## STATED EXERCISE
Each entry below is to be transcribed exactly.

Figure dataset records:

# # #

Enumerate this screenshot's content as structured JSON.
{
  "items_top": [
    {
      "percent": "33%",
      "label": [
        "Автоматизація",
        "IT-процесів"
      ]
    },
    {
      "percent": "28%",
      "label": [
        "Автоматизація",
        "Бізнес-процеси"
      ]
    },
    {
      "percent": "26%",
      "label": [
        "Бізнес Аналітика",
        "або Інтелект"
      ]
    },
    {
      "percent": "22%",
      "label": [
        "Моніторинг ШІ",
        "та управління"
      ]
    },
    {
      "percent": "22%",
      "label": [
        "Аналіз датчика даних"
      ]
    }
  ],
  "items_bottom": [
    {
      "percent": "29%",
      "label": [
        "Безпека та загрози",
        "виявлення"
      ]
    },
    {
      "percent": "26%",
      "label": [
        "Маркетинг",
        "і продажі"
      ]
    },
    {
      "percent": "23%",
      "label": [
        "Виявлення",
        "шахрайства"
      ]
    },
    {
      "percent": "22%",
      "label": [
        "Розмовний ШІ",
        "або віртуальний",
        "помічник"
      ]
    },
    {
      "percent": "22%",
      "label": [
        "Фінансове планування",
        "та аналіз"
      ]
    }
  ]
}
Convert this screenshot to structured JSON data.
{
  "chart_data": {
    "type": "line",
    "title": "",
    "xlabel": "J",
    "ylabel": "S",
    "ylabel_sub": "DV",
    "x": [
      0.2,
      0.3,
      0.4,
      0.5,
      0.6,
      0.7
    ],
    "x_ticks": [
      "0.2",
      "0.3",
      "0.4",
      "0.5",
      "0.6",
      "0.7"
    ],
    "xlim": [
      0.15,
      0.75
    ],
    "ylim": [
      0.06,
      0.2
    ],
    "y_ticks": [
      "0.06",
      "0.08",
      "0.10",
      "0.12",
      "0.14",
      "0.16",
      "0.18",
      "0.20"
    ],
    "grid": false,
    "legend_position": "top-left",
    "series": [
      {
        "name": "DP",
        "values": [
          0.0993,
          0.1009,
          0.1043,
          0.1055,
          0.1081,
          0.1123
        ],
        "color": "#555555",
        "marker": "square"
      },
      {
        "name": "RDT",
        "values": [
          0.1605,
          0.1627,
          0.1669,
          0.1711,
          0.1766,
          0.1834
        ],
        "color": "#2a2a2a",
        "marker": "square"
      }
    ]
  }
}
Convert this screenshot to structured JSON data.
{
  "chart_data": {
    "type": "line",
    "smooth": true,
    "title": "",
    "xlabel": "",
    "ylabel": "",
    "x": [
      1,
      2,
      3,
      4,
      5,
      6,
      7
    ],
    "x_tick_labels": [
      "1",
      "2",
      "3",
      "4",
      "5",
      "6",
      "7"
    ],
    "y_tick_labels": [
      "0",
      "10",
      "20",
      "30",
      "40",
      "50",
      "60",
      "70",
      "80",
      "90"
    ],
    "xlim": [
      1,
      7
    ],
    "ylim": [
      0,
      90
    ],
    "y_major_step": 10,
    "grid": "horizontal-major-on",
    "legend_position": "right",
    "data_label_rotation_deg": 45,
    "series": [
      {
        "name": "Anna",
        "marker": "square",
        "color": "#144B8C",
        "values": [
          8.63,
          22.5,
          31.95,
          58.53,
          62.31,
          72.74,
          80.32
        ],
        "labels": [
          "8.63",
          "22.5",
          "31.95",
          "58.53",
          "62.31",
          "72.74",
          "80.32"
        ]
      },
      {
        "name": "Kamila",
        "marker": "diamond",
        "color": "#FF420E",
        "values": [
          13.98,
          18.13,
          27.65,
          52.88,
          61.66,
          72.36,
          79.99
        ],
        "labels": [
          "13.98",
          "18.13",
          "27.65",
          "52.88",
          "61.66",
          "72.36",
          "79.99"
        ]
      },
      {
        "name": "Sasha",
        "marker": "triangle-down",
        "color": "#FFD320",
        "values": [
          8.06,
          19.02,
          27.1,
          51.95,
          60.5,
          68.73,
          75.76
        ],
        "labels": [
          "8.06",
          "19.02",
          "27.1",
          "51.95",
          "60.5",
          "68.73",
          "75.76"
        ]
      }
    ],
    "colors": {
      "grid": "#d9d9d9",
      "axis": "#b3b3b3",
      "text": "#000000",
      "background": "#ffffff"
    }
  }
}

# # #

## RESULT
Enumerate this screenshot's content as structured JSON.
{
  "items_top": [
    {
      "percent": "33%",
      "label": [
        "Автоматизація",
        "IT-процесів"
      ]
    },
    {
      "percent": "28%",
      "label": [
        "Автоматизація",
        "Бізнес-процеси"
      ]
    },
    {
      "percent": "26%",
      "label": [
        "Бізнес Аналітика",
        "або Інтелект"
      ]
    },
    {
      "percent": "22%",
      "label": [
        "Моніторинг ШІ",
        "та управління"
      ]
    },
    {
      "percent": "22%",
      "label": [
        "Аналіз датчика даних"
      ]
    }
  ],
  "items_bottom": [
    {
      "percent": "29%",
      "label": [
        "Безпека та загрози",
        "виявлення"
      ]
    },
    {
      "percent": "26%",
      "label": [
        "Маркетинг",
        "і продажі"
      ]
    },
    {
      "percent": "23%",
      "label": [
        "Виявлення",
        "шахрайства"
      ]
    },
    {
      "percent": "22%",
      "label": [
        "Розмовний ШІ",
        "або віртуальний",
        "помічник"
      ]
    },
    {
      "percent": "22%",
      "label": [
        "Фінансове планування",
        "та аналіз"
      ]
    }
  ]
}
Convert this screenshot to structured JSON data.
{
  "chart_data": {
    "type": "line",
    "title": "",
    "xlabel": "J",
    "ylabel": "S",
    "ylabel_sub": "DV",
    "x": [
      0.2,
      0.3,
      0.4,
      0.5,
      0.6,
      0.7
    ],
    "x_ticks": [
      "0.2",
      "0.3",
      "0.4",
      "0.5",
      "0.6",
      "0.7"
    ],
    "xlim": [
      0.15,
      0.75
    ],
    "ylim": [
      0.06,
      0.2
    ],
    "y_ticks": [
      "0.06",
      "0.08",
      "0.10",
      "0.12",
      "0.14",
      "0.16",
      "0.18",
      "0.20"
    ],
    "grid": false,
    "legend_position": "top-left",
    "series": [
      {
        "name": "DP",
        "values": [
          0.0993,
          0.1009,
          0.1043,
          0.1055,
          0.1081,
          0.1123
        ],
        "color": "#555555",
        "marker": "square"
      },
      {
        "name": "RDT",
        "values": [
          0.1605,
          0.1627,
          0.1669,
          0.1711,
          0.1766,
          0.1834
        ],
        "color": "#2a2a2a",
        "marker": "square"
      }
    ]
  }
}
Convert this screenshot to structured JSON data.
{
  "chart_data": {
    "type": "line",
    "smooth": true,
    "title": "",
    "xlabel": "",
    "ylabel": "",
    "x": [
      1,
      2,
      3,
      4,
      5,
      6,
      7
    ],
    "x_tick_labels": [
      "1",
      "2",
      "3",
      "4",
      "5",
      "6",
      "7"
    ],
    "y_tick_labels": [
      "0",
      "10",
      "20",
      "30",
      "40",
      "50",
      "60",
      "70",
      "80",
      "90"
    ],
    "xlim": [
      1,
      7
    ],
    "ylim": [
      0,
      90
    ],
    "y_major_step": 10,
    "grid": "horizontal-major-on",
    "legend_position": "right",
    "data_label_rotation_deg": 45,
    "series": [
      {
        "name": "Anna",
        "marker": "square",
        "color": "#144B8C",
        "values": [
          8.63,
          22.5,
          31.95,
          58.53,
          62.31,
          72.74,
          80.32
        ],
        "labels": [
          "8.63",
          "22.5",
          "31.95",
          "58.53",
          "62.31",
          "72.74",
          "80.32"
        ]
      },
      {
        "name": "Kamila",
        "marker": "diamond",
        "color": "#FF420E",
        "values": [
          13.98,
          18.13,
          27.65,
          52.88,
          61.66,
          72.36,
          79.99
        ],
        "labels": [
          "13.98",
          "18.13",
          "27.65",
          "52.88",
          "61.66",
          "72.36",
          "79.99"
        ]
      },
      {
        "name": "Sasha",
        "marker": "triangle-down",
        "color": "#FFD320",
        "values": [
          8.06,
          19.02,
          27.1,
          51.95,
          60.5,
          68.73,
          75.76
        ],
        "labels": [
          "8.06",
          "19.02",
          "27.1",
          "51.95",
          "60.5",
          "68.73",
          "75.76"
        ]
      }
    ],
    "colors": {
      "grid": "#d9d9d9",
      "axis": "#b3b3b3",
      "text": "#000000",
      "background": "#ffffff"
    }
  }
}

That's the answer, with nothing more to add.